(What to work on) Reproduce every entry below precisely. Pictures are excluded from the copy.

(Entries supplied)

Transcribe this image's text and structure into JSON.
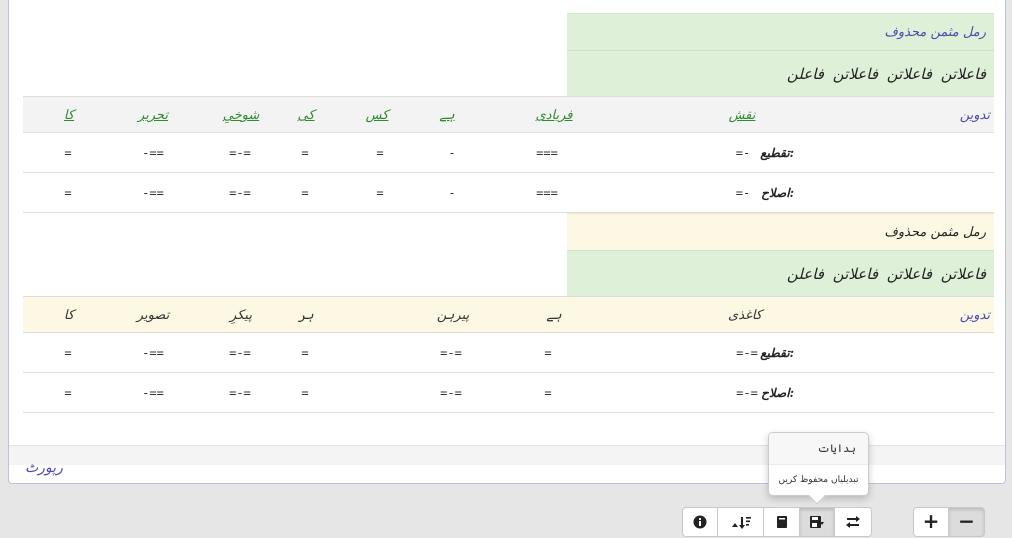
{
  "verse1": {
    "meter_name": "رمل مثمن محذوف",
    "meter_pattern": "فاعلاتن فاعلاتن فاعلاتن فاعلن",
    "tadween_label": "تدوین",
    "words": [
      "نقش",
      "فریادی",
      "ہے",
      "کس",
      "کی",
      "شوخیِ",
      "تحریر",
      "کا"
    ],
    "taqti_label": "تقطیع:",
    "taqti_symbols": [
      "=-",
      "===",
      "-",
      "=",
      "=",
      "=-=",
      "-==",
      "="
    ],
    "islah_label": "اصلاح:",
    "islah_symbols": [
      "=-",
      "===",
      "-",
      "=",
      "=",
      "=-=",
      "-==",
      "="
    ]
  },
  "verse2": {
    "meter_name": "رمل مثمن محذوف",
    "meter_pattern": "فاعلاتن فاعلاتن فاعلاتن فاعلن",
    "tadween_label": "تدوین",
    "words": [
      "کاغذی",
      "ہے",
      "پیرہن",
      "ہر",
      "پیکرِ",
      "تصویر",
      "کا"
    ],
    "taqti_label": "تقطیع:",
    "taqti_symbols": [
      "=-=",
      "=",
      "=-=",
      "=",
      "=-=",
      "-==",
      "="
    ],
    "islah_label": "اصلاح:",
    "islah_symbols": [
      "=-=",
      "=",
      "=-=",
      "=",
      "=-=",
      "-==",
      "="
    ]
  },
  "footer": {
    "report_link": "رپورٹ"
  },
  "popover": {
    "title": "ہدایات",
    "body": "تبدیلیاں محفوظ کریں"
  },
  "toolbar": {
    "info_icon": "info-icon",
    "sort_icon": "sort-icon",
    "book_icon": "book-icon",
    "save_icon": "save-icon",
    "swap_icon": "swap-icon",
    "zoom_in": "+",
    "zoom_out": "−"
  },
  "colors": {
    "green_bg": "#dff0d8",
    "yellow_bg": "#fcf8e3",
    "link_green": "#2e8b2e",
    "label_blue": "#4a4ab0"
  }
}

(Result)
Transcribe this image's text and structure into JSON.
{
  "verse1": {
    "meter_name": "رمل مثمن محذوف",
    "meter_pattern": "فاعلاتن فاعلاتن فاعلاتن فاعلن",
    "tadween_label": "تدوین",
    "words": [
      "نقش",
      "فریادی",
      "ہے",
      "کس",
      "کی",
      "شوخیِ",
      "تحریر",
      "کا"
    ],
    "taqti_label": "تقطیع:",
    "taqti_symbols": [
      "=-",
      "===",
      "-",
      "=",
      "=",
      "=-=",
      "-==",
      "="
    ],
    "islah_label": "اصلاح:",
    "islah_symbols": [
      "=-",
      "===",
      "-",
      "=",
      "=",
      "=-=",
      "-==",
      "="
    ]
  },
  "verse2": {
    "meter_name": "رمل مثمن محذوف",
    "meter_pattern": "فاعلاتن فاعلاتن فاعلاتن فاعلن",
    "tadween_label": "تدوین",
    "words": [
      "کاغذی",
      "ہے",
      "پیرہن",
      "ہر",
      "پیکرِ",
      "تصویر",
      "کا"
    ],
    "taqti_label": "تقطیع:",
    "taqti_symbols": [
      "=-=",
      "=",
      "=-=",
      "=",
      "=-=",
      "-==",
      "="
    ],
    "islah_label": "اصلاح:",
    "islah_symbols": [
      "=-=",
      "=",
      "=-=",
      "=",
      "=-=",
      "-==",
      "="
    ]
  },
  "footer": {
    "report_link": "رپورٹ"
  },
  "popover": {
    "title": "ہدایات",
    "body": "تبدیلیاں محفوظ کریں"
  },
  "toolbar": {
    "info_icon": "info-icon",
    "sort_icon": "sort-icon",
    "book_icon": "book-icon",
    "save_icon": "save-icon",
    "swap_icon": "swap-icon",
    "zoom_in": "+",
    "zoom_out": "−"
  },
  "colors": {
    "green_bg": "#dff0d8",
    "yellow_bg": "#fcf8e3",
    "link_green": "#2e8b2e",
    "label_blue": "#4a4ab0"
  }
}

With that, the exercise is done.